Teri Ulm – Is that Putnam County?

Jacob Rigney –  Yes.

Teri Ulm – Okay. Just want to know where to avoid.

Jacob Rigney – Yeah Greencastle. Greencastle, Indiana.

Teri Ulm – Thanks.

Jacob Rigney – Yep. So they took her, put her in an interview room they have in the courthouse and started asking her questions. And eventually started using sort of what you consider the normal police interrogation technique. Which is to emphasize how important it is to tell the truth, and how how important it is to get all the truth out there, and how important it is for the victims themselves and the girls that you tell everything that happened, so that they can, you know, so that… Because that’s what’s best for everyone. And sometimes that’s true. Sometimes getting the truth out is what’s best for everyone. Sometimes it’s not what’s best for people who are being interrogated. Which is why they have the right to remain silent about it. They also told her that they would drive her home after the interview and they eventually did do that, but while she was there she didn’t have any way to get home except with them. And yeah, at some point during the conversation, she’s frustrated, she’s tired, she doesn’t want to talk to them anymore apparently, and says, you know, “I just I want this to be over with. I want to go home.” And I think the Court of Appeals also noted that when they took a break, they continued recording her, which they usually they can do that. That’s fine. And she was frustrated talking to herself, like about how they would not take her home. And she just wanted to go home, and they won’t take her. And so the Court of Appeals found that, you know, saying she wanted it to be over with and go home was enough. And that it was an assertion of her right to remain silent. And that they shouldn’t have questioned her anymore after that. So they threw out everything after she said that.

Kassi Rigney – This just makes me think of the case like this. We talked before where, what was the comment the gentleman had said, I want a lawyer bro?

Teri Ulm – I want a lawyer dawg.

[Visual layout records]
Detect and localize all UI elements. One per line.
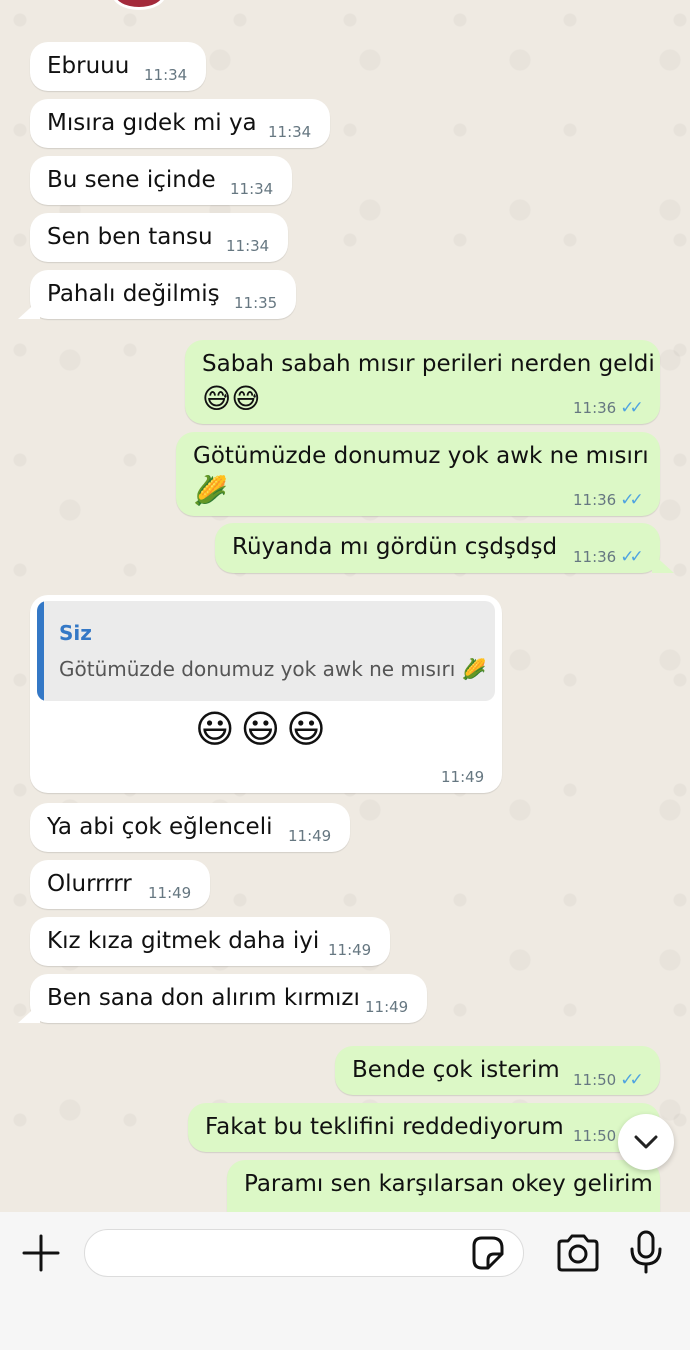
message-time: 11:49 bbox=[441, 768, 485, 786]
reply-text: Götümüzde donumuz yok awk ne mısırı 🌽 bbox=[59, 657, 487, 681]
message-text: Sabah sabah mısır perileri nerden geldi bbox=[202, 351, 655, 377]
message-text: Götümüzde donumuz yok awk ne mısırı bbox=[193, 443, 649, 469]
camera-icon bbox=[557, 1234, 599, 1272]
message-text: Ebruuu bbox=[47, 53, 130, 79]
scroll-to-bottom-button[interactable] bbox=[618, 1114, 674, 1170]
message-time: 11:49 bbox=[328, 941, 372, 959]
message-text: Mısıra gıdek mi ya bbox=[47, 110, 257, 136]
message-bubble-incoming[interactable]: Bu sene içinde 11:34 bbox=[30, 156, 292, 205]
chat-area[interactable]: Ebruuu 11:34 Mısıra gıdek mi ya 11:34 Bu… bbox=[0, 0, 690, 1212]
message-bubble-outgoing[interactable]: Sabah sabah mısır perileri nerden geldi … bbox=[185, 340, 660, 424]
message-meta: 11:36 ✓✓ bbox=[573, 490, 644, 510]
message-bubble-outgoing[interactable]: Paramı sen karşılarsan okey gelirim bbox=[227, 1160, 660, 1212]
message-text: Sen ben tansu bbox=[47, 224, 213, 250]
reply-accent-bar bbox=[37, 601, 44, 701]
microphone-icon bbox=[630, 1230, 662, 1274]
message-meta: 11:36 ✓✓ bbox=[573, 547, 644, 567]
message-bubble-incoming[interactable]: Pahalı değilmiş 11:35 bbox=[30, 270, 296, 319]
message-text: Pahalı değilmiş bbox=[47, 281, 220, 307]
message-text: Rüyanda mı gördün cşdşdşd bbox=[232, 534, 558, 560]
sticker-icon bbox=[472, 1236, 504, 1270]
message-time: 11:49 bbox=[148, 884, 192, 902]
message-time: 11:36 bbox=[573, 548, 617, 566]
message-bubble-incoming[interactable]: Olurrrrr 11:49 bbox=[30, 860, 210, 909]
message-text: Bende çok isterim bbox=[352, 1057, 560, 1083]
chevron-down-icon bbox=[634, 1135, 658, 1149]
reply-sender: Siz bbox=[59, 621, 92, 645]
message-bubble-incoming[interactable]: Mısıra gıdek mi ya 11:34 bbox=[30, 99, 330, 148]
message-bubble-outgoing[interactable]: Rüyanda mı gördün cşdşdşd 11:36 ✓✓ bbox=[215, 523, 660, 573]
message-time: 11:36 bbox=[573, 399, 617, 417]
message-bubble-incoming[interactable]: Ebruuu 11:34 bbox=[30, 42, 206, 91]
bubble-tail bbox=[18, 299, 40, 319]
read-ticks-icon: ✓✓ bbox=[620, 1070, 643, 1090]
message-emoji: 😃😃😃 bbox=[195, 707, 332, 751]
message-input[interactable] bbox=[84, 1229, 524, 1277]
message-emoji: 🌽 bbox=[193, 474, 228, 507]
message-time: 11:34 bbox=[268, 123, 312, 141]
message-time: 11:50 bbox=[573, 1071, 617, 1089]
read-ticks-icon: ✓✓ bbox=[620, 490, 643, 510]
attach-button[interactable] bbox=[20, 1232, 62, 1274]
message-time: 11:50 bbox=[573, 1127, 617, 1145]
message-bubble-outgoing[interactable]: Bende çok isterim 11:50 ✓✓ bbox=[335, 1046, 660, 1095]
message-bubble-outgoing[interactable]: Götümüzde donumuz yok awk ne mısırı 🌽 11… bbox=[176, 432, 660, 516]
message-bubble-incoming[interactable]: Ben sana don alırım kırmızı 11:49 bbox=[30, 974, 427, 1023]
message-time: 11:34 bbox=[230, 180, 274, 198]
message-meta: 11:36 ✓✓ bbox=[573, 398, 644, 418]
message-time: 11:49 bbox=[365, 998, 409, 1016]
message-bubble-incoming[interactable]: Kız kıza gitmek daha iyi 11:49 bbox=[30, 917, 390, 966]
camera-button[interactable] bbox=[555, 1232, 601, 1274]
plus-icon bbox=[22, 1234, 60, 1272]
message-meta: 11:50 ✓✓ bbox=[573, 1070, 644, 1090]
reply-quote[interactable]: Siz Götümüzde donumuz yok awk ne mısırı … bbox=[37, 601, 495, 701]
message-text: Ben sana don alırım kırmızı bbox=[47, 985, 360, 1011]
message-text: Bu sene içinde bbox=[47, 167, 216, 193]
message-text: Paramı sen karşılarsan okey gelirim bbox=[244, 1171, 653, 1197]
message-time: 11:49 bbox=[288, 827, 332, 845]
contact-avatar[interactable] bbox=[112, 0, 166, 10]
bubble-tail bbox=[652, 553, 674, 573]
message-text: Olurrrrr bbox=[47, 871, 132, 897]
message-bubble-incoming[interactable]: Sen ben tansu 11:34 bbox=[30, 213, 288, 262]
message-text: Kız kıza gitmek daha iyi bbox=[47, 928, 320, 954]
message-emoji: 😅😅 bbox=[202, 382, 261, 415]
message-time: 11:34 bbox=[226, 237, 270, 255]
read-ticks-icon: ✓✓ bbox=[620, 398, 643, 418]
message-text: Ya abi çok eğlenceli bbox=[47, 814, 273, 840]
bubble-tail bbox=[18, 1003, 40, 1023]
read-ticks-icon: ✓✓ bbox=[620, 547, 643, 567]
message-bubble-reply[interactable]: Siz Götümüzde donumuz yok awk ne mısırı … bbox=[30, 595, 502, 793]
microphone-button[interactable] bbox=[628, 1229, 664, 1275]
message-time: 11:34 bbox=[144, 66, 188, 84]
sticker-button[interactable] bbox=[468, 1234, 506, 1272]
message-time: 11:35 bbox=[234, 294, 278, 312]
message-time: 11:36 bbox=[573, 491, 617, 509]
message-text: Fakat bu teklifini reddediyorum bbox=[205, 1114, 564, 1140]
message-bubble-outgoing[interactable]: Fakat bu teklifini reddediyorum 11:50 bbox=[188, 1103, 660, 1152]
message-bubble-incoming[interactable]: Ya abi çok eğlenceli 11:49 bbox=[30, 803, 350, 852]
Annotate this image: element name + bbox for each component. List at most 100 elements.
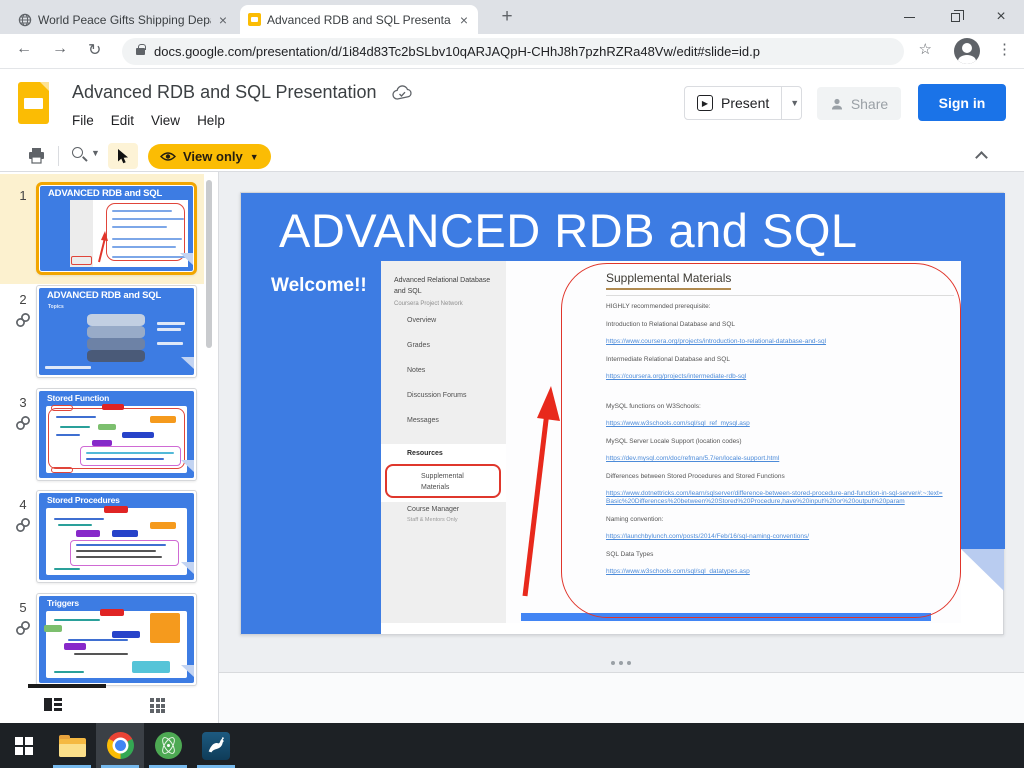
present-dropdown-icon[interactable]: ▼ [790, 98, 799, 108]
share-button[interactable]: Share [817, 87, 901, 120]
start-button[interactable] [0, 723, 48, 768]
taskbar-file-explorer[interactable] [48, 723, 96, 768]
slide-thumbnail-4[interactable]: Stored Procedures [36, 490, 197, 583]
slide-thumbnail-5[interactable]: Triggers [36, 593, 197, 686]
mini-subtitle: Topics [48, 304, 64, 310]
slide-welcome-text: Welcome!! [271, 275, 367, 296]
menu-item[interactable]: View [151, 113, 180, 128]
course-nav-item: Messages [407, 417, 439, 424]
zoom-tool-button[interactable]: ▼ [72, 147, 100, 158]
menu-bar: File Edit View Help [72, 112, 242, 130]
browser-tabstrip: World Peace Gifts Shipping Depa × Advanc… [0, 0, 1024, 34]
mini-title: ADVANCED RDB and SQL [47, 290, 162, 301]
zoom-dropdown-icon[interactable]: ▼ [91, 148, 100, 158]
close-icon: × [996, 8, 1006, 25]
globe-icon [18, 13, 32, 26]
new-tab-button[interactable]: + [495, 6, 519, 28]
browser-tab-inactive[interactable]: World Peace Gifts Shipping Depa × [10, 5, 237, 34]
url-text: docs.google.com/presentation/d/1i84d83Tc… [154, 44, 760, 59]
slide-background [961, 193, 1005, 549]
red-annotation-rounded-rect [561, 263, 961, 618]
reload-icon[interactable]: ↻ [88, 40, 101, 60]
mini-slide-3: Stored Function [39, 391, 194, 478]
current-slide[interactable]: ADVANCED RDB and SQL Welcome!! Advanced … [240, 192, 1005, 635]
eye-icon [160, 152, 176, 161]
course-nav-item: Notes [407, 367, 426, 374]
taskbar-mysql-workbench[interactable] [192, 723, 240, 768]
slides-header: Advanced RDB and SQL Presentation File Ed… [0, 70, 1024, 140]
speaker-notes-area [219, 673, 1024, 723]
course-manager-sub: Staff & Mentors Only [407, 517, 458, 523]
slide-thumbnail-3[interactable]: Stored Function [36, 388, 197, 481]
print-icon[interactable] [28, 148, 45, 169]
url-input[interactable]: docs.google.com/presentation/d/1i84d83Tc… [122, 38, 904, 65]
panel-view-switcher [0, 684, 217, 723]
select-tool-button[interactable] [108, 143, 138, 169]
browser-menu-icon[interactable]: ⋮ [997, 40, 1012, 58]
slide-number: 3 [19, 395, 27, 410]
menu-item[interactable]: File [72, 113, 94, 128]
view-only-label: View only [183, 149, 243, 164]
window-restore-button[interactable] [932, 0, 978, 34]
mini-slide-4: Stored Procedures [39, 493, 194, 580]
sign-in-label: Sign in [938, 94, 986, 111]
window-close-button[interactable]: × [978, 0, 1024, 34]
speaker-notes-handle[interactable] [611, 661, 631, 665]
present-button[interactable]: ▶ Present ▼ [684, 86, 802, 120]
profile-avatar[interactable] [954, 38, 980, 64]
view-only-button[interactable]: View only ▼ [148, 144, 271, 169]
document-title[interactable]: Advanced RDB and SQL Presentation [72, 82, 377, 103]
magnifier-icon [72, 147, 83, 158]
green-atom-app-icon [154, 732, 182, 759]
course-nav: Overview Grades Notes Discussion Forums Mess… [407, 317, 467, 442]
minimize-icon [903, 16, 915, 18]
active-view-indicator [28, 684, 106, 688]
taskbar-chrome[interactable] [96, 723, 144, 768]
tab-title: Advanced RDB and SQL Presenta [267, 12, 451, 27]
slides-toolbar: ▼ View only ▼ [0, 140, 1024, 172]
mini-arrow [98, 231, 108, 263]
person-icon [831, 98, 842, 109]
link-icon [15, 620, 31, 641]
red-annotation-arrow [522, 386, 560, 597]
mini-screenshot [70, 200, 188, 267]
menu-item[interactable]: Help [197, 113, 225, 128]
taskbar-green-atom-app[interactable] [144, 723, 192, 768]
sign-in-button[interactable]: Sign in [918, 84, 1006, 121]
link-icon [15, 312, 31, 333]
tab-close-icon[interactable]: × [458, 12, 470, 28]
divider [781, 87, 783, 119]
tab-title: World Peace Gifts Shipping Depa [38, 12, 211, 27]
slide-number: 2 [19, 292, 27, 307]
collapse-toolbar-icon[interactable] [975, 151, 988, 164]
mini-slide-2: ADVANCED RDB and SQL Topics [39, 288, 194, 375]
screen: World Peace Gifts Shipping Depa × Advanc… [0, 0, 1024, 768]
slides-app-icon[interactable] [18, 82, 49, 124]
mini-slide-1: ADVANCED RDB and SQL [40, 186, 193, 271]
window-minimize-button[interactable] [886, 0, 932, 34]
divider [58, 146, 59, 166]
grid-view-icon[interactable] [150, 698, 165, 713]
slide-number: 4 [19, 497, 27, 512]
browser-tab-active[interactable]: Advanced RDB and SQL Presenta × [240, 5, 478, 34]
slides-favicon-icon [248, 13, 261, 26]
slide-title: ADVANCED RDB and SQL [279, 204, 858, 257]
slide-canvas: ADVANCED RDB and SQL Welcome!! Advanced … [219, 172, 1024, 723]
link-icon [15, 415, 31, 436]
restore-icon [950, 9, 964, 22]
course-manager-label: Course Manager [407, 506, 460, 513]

TASK SET:
- a) Using the conversation about the courthouse interrogation, decide whether each statement agrees with it: (i) the questioning took place in a room inside the courthouse; (ii) the police never drove her home; (iii) the Court of Appeals threw out everything after she said she wanted it over with and wanted to go home. Answer yes or no for each, quoting the words that settle it.
- b) Carry on the conversation about the courthouse interrogation from its final line.

ANSWERS BY TASK:
- a)
(i) Yes: "put her in an interview room they have in the courthouse"
(ii) No: "They also told her that they would drive her home after the interview and they eventually did do that"
(iii) Yes: "So they threw out everything after she said that."

- b)
Kassi Rigney – I want a lawyer dawg. And this, is kind of highlights what lawyers deal with and why you get these, you know, answers you know you’re not getting a clear answer. You know both of those cases are good law. And you have to… that’s why everything is case specific and I want a lawyer dawg is not sufficient. I want to go home, it can be sufficient. You know, and that’s why you pay us the big bucks. But talking this through reminded me of that, and just the different language that was reviewed by the court, and how they came down two different ways.

Jacob Rigney – Yeah. So another thing that people who haven’t studied the law don’t understand, is that the right to an attorney is different from the right to remain silent. They are preserved in separate and distinct parts of the Constitution. And you can assert one, you can assert the other, or you can assert both. If you don’t want to talk to the police, the best way to avoid doing it is to say both. Just say both right away. I want a lawyer, and I want to remain silent. So that there’s no way they can wiggle out of it. And then you know you talk to a lawyer before you decide what you want to do next. The police, they like to imply, if not straight-out state, that the interview they’re doing is very important, and it’s time-sensitive, and it needs to be done right then and there. And that they’re not going to wait around, and that they can’t do that at a later date. The truth is almost always the opposite. That they can take your statement whenever they want to. And you always have time to consult with an attorney about it, and decide whether it’s really a good idea or not before you decide to do it. There is very little that you can tell them on Tuesday that is not going to be useful to them as well on Friday. I mean literally the only time is if you’ve got a victim, you know, in a box and they’re gonna starve or drown. If the police don’t get to them in time, right? The rest of the time, it can wait. Talk to a lawyer first. Talk to somebody who’s got your best interests at heart, rather than just saying, you know, okay.

The Right to Remain Silent. The Right to an Attorney.

Teri Ulm – So in this case did the lady have any rights to not be questioned? Like she willingly went with the officer to be interrogated. Like did she have a right to remain silent then?

Kassi Rigney – Well that is a right that you always have. The thing is… But the police also have the right to come and ask you if you want to  talk. But you, in the United States, you are never compelled to… Well you’re never compelled to give incriminating information. Like I say, in a civil matter you could be you ordered to answer a question, in a civil matter. So, but in a criminal matter, you cannot be forced to talk to the police.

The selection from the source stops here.